Note how many lines include the word "image", and give that number by itself.
---- Working data
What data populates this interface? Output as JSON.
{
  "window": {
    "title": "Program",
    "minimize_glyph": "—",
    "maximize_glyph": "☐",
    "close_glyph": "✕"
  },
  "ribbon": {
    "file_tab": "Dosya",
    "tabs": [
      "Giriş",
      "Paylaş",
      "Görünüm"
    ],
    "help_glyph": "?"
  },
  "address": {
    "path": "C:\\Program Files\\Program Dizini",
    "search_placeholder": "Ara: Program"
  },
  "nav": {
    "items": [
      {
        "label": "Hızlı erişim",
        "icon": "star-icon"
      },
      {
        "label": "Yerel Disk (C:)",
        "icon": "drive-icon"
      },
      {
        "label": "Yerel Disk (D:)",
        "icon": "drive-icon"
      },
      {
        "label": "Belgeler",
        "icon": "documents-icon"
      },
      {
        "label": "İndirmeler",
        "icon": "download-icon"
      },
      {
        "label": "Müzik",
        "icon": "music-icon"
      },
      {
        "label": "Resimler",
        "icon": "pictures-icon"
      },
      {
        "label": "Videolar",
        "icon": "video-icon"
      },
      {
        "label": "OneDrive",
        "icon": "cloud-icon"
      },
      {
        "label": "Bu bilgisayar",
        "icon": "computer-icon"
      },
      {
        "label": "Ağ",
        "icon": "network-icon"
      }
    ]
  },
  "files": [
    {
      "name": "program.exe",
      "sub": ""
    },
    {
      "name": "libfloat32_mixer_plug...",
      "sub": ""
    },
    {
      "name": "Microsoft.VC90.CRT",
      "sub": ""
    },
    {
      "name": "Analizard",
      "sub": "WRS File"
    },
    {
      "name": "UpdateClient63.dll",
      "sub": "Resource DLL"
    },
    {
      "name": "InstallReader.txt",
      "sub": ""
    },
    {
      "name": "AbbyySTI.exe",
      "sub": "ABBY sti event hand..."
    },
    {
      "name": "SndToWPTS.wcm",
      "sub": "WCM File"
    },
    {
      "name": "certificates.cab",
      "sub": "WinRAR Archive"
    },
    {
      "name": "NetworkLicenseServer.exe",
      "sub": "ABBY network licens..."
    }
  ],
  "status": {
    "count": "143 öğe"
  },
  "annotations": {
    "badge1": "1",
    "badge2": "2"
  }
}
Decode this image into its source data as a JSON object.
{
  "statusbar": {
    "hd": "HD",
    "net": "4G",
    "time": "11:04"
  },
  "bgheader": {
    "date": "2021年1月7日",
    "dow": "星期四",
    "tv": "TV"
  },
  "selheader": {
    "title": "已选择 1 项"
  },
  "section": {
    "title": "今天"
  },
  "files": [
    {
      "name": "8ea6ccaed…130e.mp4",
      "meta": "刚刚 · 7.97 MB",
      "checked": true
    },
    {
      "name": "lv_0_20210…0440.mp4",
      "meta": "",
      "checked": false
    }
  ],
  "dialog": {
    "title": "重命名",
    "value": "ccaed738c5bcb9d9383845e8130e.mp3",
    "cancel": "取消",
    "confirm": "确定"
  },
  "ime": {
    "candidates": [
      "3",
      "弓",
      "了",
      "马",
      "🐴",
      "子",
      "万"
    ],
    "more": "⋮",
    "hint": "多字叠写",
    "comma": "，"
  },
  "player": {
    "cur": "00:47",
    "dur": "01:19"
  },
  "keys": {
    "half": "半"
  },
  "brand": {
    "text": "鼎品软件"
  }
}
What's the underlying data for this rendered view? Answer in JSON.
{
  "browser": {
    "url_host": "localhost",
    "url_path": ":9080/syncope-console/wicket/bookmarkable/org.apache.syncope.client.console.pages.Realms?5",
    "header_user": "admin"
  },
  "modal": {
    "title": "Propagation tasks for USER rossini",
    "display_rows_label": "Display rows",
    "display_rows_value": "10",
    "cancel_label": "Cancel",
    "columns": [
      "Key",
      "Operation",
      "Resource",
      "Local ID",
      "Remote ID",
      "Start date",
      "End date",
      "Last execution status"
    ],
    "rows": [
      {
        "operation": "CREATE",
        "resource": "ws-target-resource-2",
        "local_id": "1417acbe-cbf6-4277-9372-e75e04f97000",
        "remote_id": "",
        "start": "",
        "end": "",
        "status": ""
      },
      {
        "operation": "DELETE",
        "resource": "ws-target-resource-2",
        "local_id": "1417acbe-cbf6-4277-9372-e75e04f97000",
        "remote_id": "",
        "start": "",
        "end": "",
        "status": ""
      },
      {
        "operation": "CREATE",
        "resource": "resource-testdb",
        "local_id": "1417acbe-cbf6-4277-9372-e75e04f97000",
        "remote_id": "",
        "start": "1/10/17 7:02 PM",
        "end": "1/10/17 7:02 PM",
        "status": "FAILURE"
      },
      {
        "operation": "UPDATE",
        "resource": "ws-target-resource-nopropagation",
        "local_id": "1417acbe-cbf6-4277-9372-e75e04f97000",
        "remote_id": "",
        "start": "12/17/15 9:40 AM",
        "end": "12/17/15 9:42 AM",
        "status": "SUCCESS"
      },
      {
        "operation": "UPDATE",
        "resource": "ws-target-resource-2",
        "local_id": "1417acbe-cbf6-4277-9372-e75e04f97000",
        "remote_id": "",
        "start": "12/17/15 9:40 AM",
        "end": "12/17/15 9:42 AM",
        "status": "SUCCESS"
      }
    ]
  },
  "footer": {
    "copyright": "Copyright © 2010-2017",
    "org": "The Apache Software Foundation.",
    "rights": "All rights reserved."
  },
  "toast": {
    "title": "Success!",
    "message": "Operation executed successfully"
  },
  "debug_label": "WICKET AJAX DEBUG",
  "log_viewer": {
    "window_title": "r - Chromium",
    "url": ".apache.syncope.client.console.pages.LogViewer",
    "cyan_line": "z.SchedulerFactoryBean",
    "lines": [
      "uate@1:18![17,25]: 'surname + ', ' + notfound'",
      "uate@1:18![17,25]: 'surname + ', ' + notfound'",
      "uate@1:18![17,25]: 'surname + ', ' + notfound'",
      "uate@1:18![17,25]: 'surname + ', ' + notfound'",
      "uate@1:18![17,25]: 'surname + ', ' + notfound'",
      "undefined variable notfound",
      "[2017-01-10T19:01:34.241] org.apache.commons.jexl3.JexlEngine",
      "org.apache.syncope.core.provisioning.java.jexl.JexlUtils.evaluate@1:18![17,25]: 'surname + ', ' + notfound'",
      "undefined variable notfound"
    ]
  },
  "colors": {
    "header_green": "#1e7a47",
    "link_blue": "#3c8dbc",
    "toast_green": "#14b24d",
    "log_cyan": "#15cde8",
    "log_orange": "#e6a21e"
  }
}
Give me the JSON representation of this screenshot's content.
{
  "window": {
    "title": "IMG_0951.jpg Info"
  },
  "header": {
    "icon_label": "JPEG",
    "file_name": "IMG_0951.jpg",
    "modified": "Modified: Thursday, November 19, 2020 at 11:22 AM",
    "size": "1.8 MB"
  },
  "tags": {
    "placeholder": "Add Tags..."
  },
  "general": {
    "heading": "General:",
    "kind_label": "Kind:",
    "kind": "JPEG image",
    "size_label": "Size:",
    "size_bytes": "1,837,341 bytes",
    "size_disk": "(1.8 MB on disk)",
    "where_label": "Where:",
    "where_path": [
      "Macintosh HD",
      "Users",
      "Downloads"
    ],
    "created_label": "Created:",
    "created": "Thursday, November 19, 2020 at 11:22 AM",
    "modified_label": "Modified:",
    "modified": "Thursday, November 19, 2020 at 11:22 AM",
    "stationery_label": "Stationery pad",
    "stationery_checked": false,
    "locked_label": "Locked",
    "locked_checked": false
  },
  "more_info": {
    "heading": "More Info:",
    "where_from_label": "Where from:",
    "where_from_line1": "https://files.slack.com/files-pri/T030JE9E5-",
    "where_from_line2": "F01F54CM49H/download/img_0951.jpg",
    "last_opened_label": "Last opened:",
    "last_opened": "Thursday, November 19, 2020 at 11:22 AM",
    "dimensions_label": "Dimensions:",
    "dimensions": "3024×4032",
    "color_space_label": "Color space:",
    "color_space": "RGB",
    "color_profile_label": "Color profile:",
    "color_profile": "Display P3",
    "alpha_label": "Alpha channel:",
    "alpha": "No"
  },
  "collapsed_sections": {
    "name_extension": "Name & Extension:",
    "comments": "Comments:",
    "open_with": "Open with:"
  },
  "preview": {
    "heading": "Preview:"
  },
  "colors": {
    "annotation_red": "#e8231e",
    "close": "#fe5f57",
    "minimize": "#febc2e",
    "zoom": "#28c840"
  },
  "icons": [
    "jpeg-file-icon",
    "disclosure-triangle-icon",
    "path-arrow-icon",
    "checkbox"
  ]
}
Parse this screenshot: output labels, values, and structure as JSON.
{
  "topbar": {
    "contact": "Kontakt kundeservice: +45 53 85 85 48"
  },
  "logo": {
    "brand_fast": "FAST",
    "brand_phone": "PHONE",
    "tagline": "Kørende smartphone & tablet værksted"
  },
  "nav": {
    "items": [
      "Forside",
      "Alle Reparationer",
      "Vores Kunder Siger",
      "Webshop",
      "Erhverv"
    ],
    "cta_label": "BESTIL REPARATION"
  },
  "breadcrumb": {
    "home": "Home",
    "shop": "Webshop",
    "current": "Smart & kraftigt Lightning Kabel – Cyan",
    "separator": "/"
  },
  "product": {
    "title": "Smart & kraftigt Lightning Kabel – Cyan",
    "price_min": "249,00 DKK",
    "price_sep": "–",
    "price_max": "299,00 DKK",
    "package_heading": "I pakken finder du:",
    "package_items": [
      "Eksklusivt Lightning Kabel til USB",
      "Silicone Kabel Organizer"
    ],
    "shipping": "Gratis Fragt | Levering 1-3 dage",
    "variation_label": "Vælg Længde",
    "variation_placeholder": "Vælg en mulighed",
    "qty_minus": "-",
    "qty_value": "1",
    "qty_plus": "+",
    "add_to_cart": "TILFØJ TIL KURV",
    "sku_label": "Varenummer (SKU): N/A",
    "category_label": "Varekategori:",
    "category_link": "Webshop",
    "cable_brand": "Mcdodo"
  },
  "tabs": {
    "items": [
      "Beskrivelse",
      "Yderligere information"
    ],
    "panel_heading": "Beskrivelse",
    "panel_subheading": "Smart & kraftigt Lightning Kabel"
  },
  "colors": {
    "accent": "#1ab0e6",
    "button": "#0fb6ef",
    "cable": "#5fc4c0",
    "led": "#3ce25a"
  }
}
--------
● **Problem solution**
2